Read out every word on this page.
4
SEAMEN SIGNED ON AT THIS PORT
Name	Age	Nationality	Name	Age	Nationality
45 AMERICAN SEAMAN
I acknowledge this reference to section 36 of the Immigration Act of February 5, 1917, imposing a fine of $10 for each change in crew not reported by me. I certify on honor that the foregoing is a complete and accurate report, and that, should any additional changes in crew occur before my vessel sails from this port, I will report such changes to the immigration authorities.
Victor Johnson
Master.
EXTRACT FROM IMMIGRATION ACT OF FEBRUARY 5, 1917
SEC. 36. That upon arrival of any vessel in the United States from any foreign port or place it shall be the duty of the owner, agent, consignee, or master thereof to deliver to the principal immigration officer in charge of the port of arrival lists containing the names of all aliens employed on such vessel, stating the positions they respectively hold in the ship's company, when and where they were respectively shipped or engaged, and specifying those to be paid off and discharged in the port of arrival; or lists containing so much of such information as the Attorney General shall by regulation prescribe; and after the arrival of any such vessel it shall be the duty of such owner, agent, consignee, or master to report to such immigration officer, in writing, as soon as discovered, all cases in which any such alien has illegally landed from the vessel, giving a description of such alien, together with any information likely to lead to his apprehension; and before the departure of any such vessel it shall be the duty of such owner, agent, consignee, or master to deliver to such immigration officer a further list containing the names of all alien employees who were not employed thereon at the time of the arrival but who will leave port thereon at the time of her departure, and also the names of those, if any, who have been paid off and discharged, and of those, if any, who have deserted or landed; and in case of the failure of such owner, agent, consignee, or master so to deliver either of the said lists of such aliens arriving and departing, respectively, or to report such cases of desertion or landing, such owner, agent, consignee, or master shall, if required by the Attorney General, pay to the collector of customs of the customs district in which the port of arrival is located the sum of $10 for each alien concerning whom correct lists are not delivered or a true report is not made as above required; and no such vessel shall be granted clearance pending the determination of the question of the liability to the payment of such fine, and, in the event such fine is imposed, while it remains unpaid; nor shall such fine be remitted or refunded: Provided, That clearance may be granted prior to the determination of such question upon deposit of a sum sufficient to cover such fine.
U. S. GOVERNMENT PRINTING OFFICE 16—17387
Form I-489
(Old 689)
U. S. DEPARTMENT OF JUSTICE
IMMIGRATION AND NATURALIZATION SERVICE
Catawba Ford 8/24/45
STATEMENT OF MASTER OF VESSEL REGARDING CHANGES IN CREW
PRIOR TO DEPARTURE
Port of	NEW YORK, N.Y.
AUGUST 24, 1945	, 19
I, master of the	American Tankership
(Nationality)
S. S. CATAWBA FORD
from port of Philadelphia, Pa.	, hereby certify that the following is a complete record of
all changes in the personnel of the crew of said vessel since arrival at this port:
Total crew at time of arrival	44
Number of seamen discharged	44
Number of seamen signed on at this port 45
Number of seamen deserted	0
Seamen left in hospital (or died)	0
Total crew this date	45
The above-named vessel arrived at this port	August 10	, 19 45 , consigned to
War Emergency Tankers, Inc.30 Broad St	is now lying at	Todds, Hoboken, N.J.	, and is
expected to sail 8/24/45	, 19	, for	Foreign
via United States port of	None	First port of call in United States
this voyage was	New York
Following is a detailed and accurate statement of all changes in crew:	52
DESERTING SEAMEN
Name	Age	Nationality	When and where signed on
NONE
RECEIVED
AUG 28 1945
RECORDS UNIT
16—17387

★ ★ ★

Search the entries for the word "certify", then list each line that holds it.

- **EXERCISE RESULT**:
I acknowledge this reference to section 36 of the Immigration Act of February 5, 1917, imposing a fine of $10 for each change in crew not reported by me. I certify on honor that the foregoing is a complete and accurate report, and that, should any additional changes in crew occur before my vessel sails from this port, I will report such changes to the immigration authorities.
from port of Philadelphia, Pa.	, hereby certify that the following is a complete record of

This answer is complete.